DESCRIPTION OF THE TASK:
Copy the data exactly as it appears, and do not include any pictures.

Records:
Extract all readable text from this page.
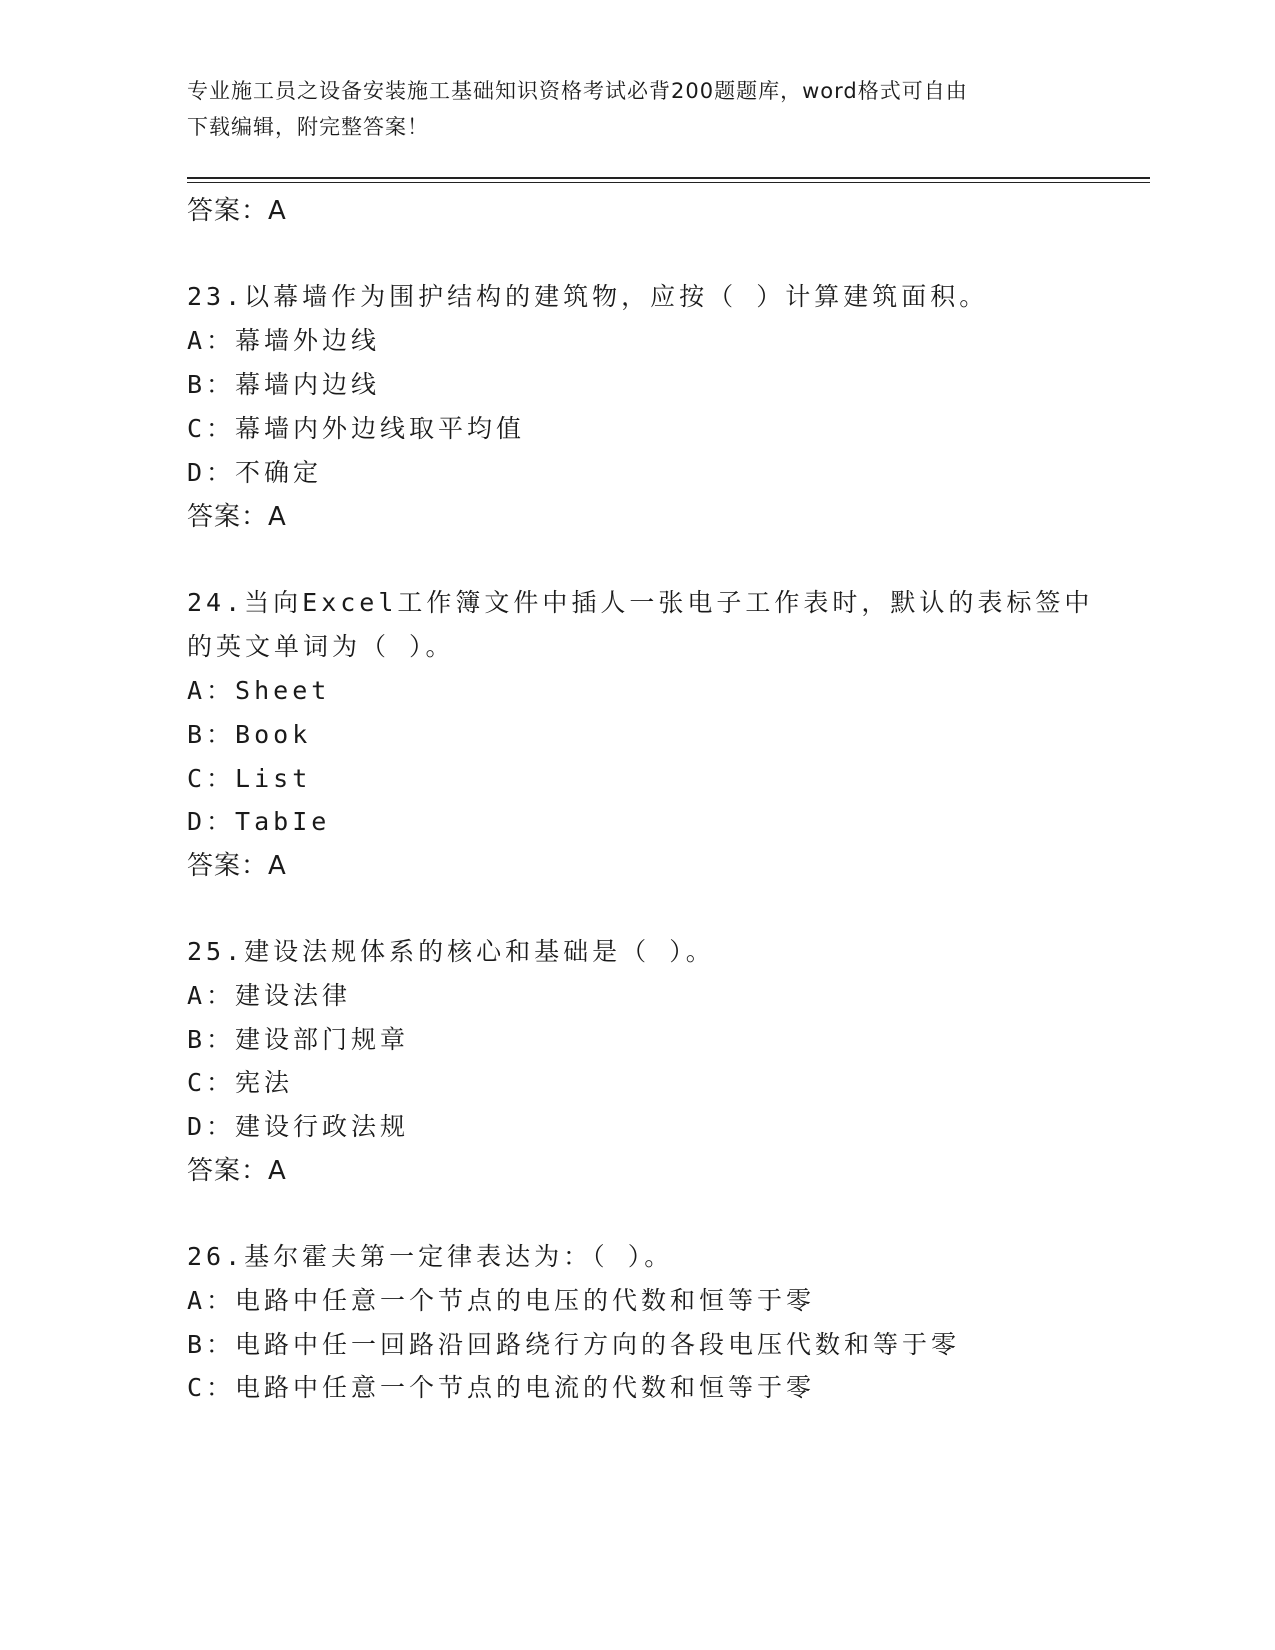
专业施工员之设备安装施工基础知识资格考试必背200题题库，word格式可自由
下载编辑，附完整答案！
答案：A
23.以幕墙作为围护结构的建筑物，应按（ ）计算建筑面积。
A：幕墙外边线
B：幕墙内边线
C：幕墙内外边线取平均值
D：不确定
答案：A
24.当向Excel工作簿文件中插人一张电子工作表时，默认的表标签中
的英文单词为（ ）。
A：Sheet
B：Book
C：List
D：TabIe
答案：A
25.建设法规体系的核心和基础是（ ）。
A：建设法律
B：建设部门规章
C：宪法
D：建设行政法规
答案：A
26.基尔霍夫第一定律表达为：（ ）。
A：电路中任意一个节点的电压的代数和恒等于零
B：电路中任一回路沿回路绕行方向的各段电压代数和等于零
C：电路中任意一个节点的电流的代数和恒等于零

TASK OUTPUT:
Extract all readable text from this page.
专业施工员之设备安装施工基础知识资格考试必背200题题库，word格式可自由
下载编辑，附完整答案！
答案：A
23.以幕墙作为围护结构的建筑物，应按（ ）计算建筑面积。
A：幕墙外边线
B：幕墙内边线
C：幕墙内外边线取平均值
D：不确定
答案：A
24.当向Excel工作簿文件中插人一张电子工作表时，默认的表标签中
的英文单词为（ ）。
A：Sheet
B：Book
C：List
D：TabIe
答案：A
25.建设法规体系的核心和基础是（ ）。
A：建设法律
B：建设部门规章
C：宪法
D：建设行政法规
答案：A
26.基尔霍夫第一定律表达为：（ ）。
A：电路中任意一个节点的电压的代数和恒等于零
B：电路中任一回路沿回路绕行方向的各段电压代数和等于零
C：电路中任意一个节点的电流的代数和恒等于零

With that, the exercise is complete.